- Task instructions: Note each line where "additional" appears, and copy it.

(Recorded data)
%%

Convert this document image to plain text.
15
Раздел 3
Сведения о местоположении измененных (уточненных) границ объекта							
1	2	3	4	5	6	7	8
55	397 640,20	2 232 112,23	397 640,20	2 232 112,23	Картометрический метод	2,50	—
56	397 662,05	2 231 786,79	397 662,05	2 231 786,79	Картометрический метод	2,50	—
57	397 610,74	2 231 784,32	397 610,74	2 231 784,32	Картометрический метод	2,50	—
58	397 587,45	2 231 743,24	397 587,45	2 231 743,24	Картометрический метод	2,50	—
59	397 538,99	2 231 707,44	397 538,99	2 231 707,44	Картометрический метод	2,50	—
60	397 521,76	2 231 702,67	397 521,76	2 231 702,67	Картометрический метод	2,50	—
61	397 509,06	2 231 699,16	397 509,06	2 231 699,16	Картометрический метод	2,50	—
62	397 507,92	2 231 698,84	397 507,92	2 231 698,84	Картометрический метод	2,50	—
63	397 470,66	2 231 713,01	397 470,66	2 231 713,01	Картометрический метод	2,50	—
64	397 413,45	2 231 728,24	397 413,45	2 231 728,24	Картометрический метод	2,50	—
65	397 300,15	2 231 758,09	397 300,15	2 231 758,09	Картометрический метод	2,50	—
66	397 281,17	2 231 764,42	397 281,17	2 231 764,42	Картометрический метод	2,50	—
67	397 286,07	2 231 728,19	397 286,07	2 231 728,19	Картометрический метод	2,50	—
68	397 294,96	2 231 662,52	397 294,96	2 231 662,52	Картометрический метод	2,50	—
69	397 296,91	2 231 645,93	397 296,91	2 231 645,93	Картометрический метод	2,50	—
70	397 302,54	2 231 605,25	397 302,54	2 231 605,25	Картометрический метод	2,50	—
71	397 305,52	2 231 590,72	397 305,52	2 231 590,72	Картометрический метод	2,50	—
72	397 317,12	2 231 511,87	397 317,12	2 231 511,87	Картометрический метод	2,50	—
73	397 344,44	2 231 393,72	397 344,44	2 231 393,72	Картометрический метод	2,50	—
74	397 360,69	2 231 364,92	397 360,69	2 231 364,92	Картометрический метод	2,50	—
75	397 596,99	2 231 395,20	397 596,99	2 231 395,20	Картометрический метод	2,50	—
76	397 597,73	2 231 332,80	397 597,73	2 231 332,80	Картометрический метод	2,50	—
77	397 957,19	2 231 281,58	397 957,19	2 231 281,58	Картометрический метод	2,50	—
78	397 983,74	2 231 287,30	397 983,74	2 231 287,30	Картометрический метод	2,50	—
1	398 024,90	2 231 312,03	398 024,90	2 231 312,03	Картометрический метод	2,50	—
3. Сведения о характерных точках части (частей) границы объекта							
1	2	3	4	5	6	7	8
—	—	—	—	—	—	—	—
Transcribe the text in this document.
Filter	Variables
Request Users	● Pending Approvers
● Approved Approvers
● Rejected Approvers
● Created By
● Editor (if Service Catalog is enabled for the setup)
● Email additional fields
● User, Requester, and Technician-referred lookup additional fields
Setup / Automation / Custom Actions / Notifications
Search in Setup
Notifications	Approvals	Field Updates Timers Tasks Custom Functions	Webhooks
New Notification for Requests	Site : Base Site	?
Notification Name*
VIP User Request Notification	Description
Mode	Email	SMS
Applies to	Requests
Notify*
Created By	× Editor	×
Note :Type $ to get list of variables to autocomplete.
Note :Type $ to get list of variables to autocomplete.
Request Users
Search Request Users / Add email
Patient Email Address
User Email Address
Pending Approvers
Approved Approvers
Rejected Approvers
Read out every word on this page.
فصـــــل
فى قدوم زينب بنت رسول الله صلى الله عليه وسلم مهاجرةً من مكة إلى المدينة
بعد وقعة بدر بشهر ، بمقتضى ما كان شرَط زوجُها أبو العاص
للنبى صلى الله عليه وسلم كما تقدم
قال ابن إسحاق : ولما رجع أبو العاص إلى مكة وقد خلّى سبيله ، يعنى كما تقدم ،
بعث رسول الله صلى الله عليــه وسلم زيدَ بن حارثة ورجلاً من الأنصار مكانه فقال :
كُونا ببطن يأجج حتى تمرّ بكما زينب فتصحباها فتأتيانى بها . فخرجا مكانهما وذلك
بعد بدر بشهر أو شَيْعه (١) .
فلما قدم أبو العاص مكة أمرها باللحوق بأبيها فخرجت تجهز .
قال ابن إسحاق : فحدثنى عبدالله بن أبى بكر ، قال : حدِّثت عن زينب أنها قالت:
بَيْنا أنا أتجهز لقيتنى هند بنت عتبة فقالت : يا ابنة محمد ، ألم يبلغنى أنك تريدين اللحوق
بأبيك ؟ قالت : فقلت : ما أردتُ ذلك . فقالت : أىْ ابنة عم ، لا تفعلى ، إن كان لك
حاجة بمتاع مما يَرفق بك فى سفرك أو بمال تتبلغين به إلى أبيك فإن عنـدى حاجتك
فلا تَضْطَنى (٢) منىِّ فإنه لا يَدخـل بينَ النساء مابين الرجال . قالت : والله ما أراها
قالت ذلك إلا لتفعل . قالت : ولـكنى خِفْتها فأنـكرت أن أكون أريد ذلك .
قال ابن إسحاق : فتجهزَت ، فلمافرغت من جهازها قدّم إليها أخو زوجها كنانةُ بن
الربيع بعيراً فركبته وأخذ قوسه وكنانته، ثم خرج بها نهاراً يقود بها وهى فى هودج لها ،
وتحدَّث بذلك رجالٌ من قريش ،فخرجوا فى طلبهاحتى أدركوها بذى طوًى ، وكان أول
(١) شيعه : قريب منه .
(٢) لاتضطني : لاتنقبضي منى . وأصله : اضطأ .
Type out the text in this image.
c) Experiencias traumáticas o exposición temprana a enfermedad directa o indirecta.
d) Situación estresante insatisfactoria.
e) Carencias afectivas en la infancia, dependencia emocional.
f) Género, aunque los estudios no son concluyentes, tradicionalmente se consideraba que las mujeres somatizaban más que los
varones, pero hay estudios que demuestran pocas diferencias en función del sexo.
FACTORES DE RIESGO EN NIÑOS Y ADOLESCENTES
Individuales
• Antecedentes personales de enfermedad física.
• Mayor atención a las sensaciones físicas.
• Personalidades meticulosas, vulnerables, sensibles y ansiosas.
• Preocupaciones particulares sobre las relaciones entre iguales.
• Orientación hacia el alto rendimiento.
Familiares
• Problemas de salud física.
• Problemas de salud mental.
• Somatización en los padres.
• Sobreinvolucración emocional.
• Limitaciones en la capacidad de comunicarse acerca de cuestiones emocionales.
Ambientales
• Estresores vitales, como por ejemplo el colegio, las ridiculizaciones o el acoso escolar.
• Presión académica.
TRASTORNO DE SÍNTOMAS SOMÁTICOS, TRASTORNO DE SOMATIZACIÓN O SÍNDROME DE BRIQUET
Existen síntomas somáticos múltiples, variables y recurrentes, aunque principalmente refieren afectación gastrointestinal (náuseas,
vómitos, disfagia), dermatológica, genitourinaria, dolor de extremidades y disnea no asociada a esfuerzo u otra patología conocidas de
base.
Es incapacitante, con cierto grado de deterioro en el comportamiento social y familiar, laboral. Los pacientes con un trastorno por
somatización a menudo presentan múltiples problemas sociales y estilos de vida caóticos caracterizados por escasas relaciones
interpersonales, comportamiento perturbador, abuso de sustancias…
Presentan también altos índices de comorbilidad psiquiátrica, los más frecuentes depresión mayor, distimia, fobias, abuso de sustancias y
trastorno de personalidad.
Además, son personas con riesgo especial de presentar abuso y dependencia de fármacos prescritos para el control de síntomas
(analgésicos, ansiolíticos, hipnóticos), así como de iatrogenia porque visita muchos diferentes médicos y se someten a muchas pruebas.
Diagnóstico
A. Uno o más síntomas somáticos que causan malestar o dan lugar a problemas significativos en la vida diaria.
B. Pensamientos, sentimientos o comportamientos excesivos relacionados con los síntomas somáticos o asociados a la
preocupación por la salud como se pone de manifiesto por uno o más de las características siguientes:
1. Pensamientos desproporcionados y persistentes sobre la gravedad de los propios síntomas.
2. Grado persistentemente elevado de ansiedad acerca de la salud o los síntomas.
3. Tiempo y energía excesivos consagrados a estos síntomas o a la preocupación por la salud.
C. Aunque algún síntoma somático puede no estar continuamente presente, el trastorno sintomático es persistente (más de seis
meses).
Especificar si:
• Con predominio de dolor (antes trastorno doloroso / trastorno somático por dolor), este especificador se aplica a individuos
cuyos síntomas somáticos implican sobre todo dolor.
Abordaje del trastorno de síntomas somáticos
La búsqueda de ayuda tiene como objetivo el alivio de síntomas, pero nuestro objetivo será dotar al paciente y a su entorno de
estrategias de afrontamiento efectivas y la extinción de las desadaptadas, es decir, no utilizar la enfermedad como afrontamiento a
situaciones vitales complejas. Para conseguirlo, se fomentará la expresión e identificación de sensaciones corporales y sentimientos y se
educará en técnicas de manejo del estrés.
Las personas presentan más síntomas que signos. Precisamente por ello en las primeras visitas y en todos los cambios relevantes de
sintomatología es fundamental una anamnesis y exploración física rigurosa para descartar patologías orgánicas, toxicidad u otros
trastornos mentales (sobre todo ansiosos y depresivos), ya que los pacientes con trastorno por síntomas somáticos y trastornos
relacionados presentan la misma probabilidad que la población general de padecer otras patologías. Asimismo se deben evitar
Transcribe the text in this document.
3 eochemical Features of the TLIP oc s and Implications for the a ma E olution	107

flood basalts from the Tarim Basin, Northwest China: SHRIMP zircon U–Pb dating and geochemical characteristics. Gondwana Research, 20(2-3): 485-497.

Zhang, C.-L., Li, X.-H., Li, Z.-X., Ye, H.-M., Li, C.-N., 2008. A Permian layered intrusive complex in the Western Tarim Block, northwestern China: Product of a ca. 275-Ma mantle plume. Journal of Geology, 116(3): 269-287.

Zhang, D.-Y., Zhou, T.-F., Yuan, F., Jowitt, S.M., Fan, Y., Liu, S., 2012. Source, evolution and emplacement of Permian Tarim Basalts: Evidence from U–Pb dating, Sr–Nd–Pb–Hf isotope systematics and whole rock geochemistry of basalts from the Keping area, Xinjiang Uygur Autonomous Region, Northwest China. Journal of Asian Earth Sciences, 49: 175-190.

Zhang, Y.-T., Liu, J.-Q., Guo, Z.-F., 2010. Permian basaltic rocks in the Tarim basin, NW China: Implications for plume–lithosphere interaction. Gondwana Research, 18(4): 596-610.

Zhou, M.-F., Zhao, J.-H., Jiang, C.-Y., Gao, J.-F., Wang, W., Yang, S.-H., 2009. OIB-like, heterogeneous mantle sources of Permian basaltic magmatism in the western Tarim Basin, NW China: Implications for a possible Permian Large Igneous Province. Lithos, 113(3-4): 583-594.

%%

- In response:
● Email additional fields
● User, Requester, and Technician-referred lookup additional fields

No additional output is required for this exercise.